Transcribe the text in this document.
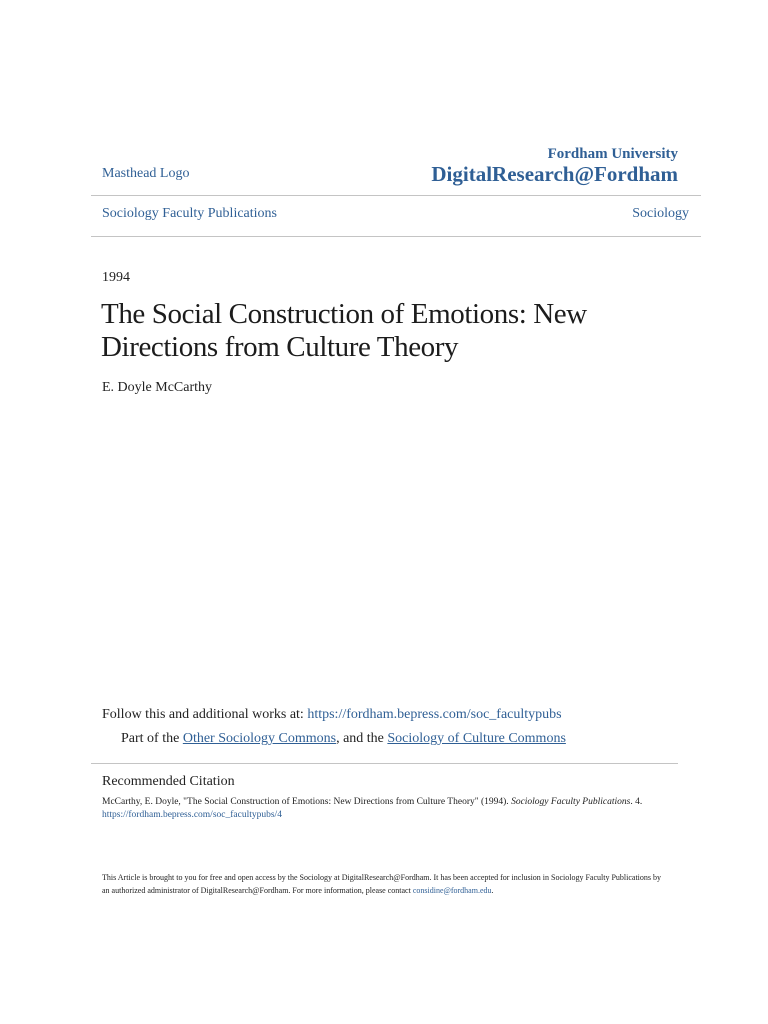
Masthead Logo
Fordham University
DigitalResearch@Fordham
Sociology Faculty Publications	Sociology
1994
The Social Construction of Emotions: New Directions from Culture Theory
E. Doyle McCarthy
Follow this and additional works at: https://fordham.bepress.com/soc_facultypubs
Part of the Other Sociology Commons, and the Sociology of Culture Commons
Recommended Citation
McCarthy, E. Doyle, "The Social Construction of Emotions: New Directions from Culture Theory" (1994). Sociology Faculty Publications. 4.
https://fordham.bepress.com/soc_facultypubs/4
This Article is brought to you for free and open access by the Sociology at DigitalResearch@Fordham. It has been accepted for inclusion in Sociology Faculty Publications by an authorized administrator of DigitalResearch@Fordham. For more information, please contact considine@fordham.edu.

-=-=-

**The exercise:**
Work out how many lines above have the string "Emotions" in them, and give only the number.

**Task result:**
2